**Text block**
—————
Rhodettiquette (who would notice?)
Witchigan!
Pennsylware.
Len
December 17th, 2007 at 10:40 pm
I asked you not to call me Shirley! Isn’t she the duck? I’m a DOG, not a duck. Sheesh, some humans…
http://www.chron.com/apps/comics/showComick.mpl?date=20071217&name=Mark_Trail
Daktari
December 17th, 2007 at 10:47 pm
I just received my holiday/seasonal gift to myself today from CafePress. The quality of the Gail Martin, Cassandra Cat and the Boat Wrestling tee-shirts are, of course, above average. Thank you Josh and all the ‘mudgeons for all the wit and talent that went into making these possible.
Will there be another re-issue of the MargoBoxcarSaturn tee-shirt or cup? I know it is late in the gift giving season, but if there is enough interest, maybe we can have another edition made before Mardi-Gras or St. Patrick’s Day.
Merry Christmas, Happy Hanukkah, Happy Kwanzaa, Enjoy Festivus, Happy Saturnalia, and any others that I may have missed.
Enjoy the season and be good to each other.
Daktari
Moon Mullins
December 17th, 2007 at 10:48 pm
Illinott
Wiscysour
New Hemline
Uncle Lumpy
December 17th, 2007 at 10:50 pm
Wintour
Mandelbrott
Buscaglia
indrifan
December 17th, 2007 at 10:57 pm
And as Josh works frantically on the COTW post (or not) the comments descend to dada. Spectacular Tristan Tzara-Brick begins to pull random panels from various pockets and reads them aloud.
But it all began with Pere Fooboo, when fistfights broke out as Grandpa Fooboo came onstage and his first word was “Boxcarr!”
HastyPenguin
December 17th, 2007 at 11:05 pm
Eric appears to be ending psychic waves to his overlord now that Margo is willing to bear his offspring. Note how, with the slightest turn of the head, he has become a walking satellite.
The Avocado Avenger
December 17th, 2007 at 11:06 pm
There’s naught wrong with Dadaism, lad!
COTW is up, by the way.
Max
December 17th, 2007 at 11:21 pm
212: In other words, the thought of his granddaughter succumbing to a frozen-in-time life with the asshat is what finally does ol’ Grandpa in? I love it!
Len
December 17th, 2007 at 11:34 pm
#151 (Uncle Lumpy) — Dennis in a red and white plaid suit jacket? Which of his parents should be castigated for bad taste?
—————
**Data provided**
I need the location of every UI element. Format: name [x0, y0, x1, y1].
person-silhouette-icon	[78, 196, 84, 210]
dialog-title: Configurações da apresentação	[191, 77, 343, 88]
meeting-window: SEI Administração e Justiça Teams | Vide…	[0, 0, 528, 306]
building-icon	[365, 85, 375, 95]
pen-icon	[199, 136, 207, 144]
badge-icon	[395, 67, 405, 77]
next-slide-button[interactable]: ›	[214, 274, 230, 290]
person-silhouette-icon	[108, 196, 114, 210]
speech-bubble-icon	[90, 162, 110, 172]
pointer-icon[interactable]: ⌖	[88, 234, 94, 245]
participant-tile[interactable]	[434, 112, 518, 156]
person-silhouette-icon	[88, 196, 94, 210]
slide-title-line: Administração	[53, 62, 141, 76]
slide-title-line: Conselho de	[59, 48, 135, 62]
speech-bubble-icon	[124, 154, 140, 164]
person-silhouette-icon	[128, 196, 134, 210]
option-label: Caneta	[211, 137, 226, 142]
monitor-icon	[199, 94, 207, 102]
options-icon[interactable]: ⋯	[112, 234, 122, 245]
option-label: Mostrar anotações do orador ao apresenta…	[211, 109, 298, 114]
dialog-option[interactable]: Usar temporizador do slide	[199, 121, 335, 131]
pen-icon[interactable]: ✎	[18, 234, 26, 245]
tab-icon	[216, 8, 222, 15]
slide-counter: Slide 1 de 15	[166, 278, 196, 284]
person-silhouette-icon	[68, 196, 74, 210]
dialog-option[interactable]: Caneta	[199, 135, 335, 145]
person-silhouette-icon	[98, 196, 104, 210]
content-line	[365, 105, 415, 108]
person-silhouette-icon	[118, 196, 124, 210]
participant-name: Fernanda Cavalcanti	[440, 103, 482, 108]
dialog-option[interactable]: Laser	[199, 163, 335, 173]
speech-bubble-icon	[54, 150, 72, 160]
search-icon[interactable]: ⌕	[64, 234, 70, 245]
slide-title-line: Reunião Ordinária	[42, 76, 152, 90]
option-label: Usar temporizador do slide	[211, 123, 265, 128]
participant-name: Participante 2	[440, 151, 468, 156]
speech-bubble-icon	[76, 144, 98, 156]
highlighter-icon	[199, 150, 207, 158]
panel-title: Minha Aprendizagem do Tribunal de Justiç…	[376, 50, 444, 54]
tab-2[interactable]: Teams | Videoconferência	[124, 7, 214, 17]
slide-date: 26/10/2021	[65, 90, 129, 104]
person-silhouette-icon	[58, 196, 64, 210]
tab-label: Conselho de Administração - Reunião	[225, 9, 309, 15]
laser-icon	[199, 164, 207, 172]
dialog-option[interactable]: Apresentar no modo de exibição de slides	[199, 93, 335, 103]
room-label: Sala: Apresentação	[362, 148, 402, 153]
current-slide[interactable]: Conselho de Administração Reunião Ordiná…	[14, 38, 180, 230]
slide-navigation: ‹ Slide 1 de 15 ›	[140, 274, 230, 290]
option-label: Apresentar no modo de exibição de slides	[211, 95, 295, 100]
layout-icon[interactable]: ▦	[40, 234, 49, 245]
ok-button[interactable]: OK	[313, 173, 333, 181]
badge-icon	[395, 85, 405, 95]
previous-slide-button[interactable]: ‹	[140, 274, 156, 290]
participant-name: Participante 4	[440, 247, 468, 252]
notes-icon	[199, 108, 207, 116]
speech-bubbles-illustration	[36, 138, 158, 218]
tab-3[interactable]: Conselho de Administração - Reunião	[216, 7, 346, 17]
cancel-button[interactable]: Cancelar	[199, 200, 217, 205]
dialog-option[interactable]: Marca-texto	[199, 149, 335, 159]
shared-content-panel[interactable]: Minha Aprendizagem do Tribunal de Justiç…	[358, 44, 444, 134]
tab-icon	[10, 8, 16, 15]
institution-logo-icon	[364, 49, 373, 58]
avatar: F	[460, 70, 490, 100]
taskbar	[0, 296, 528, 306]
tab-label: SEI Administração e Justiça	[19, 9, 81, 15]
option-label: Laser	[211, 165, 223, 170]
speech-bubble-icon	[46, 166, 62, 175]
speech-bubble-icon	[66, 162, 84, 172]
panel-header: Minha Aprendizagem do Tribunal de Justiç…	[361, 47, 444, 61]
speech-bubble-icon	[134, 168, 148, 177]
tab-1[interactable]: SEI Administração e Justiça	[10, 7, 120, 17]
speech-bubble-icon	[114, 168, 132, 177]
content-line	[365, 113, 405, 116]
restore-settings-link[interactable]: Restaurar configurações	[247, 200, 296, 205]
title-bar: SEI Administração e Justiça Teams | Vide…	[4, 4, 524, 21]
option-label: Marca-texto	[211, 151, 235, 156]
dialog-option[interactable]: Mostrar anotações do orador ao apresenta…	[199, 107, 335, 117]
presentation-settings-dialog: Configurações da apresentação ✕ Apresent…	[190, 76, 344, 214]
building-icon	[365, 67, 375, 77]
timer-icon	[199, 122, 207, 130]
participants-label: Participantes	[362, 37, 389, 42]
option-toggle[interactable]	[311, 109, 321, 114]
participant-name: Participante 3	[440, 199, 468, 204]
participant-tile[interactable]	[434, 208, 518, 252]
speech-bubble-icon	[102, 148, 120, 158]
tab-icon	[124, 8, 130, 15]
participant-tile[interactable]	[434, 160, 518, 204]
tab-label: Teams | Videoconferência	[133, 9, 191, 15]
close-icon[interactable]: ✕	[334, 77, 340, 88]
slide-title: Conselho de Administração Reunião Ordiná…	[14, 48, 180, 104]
—————
**Activity A**
Please answer these questions about the comic-strip comment thread:
(i) From which company did Daktari receive the holiday tee-shirts?
(ii) According to The Avocado Avenger, what "is up, by the way"?
(iii) What piece of clothing does Len's last comment ask about?
**Activity B**
Go on with the comic-strip comment thread, picking up after Len's last comment.

**Exercise result A**
(i) CafePress
(ii) COTW
(iii) A red and white plaid suit jacket

**Exercise result B**
And why specify the number of points on the Nativity star? Aren’t they more often portrayed with five points? Or is baby Jesus being alluded to as “King of the Jews?”
Tamex
December 18th, 2007 at 1:53 am
Montakotasota
Washingho
Nebraskwa
bunny mcintosh
December 18th, 2007 at 10:01 am
Nothing says “success” like a man in a cobalt blue suit.
Shmork
December 18th, 2007 at 10:07 am
re: MW — oh no oh no! It’s a little dog on a Flexi-lead! Honestly those are the worst if you have a dog with lead aggression (as I do)! Watch out Mary, the owner probably won’t be able to recall that little hellion!
Mollie
December 19th, 2007 at 7:42 am
I can’t believe I’m posting in defense of Mary Worth, especially days after anybody stopped caring. But I do want to say, for what it’s worth, that her use of “your” is correct. (If she flipped the sentence around and said something like, “my bringing you to a new home and all,” it would have to be “my,” not “me.”) What makes it weird is that it’s a very rare example of a time when “you’re” would also be correct. I’m pretty sure that’s one of the signs of the apocalypse.
Pinokeyo's Wife
December 19th, 2007 at 12:54 pm
High time that Mary walked Chester–she’s lucky that a ruined scarf was all that she got in the deal.
Carly
December 21st, 2007 at 2:14 am
Maybe, Mary, and this is just a thought – the dog destroyed your scarf BECAUSE HE’S A FUCKING DOG and that’s what they do.